Prompt: Retype the records that come next, word for word.

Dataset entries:
· · ·

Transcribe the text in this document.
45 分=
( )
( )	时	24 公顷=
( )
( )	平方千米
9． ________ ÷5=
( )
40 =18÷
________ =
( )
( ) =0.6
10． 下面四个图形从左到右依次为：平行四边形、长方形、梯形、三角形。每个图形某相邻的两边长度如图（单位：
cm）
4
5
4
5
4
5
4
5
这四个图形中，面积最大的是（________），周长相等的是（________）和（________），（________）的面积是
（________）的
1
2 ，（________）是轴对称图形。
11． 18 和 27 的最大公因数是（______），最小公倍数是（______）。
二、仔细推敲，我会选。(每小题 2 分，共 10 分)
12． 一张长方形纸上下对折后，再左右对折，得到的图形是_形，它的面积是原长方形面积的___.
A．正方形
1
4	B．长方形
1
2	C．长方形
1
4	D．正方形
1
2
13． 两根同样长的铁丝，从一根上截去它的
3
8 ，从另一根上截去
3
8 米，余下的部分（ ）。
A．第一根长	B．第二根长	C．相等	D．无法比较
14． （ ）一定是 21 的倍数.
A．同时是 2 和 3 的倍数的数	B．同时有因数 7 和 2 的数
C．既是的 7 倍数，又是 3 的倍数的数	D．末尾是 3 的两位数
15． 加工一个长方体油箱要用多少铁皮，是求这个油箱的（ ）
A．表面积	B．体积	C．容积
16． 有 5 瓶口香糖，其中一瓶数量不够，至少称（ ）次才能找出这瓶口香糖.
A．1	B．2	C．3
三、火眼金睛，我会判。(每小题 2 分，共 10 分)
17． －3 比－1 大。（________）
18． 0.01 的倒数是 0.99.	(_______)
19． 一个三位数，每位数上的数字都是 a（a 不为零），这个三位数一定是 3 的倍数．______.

· · ·

Answer to the problem:
Transcribe the text in this document.
45 分=
( )
( )	时	24 公顷=
( )
( )	平方千米
9． ________ ÷5=
( )
40 =18÷
________ =
( )
( ) =0.6
10． 下面四个图形从左到右依次为：平行四边形、长方形、梯形、三角形。每个图形某相邻的两边长度如图（单位：
cm）
4
5
4
5
4
5
4
5
这四个图形中，面积最大的是（________），周长相等的是（________）和（________），（________）的面积是
（________）的
1
2 ，（________）是轴对称图形。
11． 18 和 27 的最大公因数是（______），最小公倍数是（______）。
二、仔细推敲，我会选。(每小题 2 分，共 10 分)
12． 一张长方形纸上下对折后，再左右对折，得到的图形是_形，它的面积是原长方形面积的___.
A．正方形
1
4	B．长方形
1
2	C．长方形
1
4	D．正方形
1
2
13． 两根同样长的铁丝，从一根上截去它的
3
8 ，从另一根上截去
3
8 米，余下的部分（ ）。
A．第一根长	B．第二根长	C．相等	D．无法比较
14． （ ）一定是 21 的倍数.
A．同时是 2 和 3 的倍数的数	B．同时有因数 7 和 2 的数
C．既是的 7 倍数，又是 3 的倍数的数	D．末尾是 3 的两位数
15． 加工一个长方体油箱要用多少铁皮，是求这个油箱的（ ）
A．表面积	B．体积	C．容积
16． 有 5 瓶口香糖，其中一瓶数量不够，至少称（ ）次才能找出这瓶口香糖.
A．1	B．2	C．3
三、火眼金睛，我会判。(每小题 2 分，共 10 分)
17． －3 比－1 大。（________）
18． 0.01 的倒数是 0.99.	(_______)
19． 一个三位数，每位数上的数字都是 a（a 不为零），这个三位数一定是 3 的倍数．______.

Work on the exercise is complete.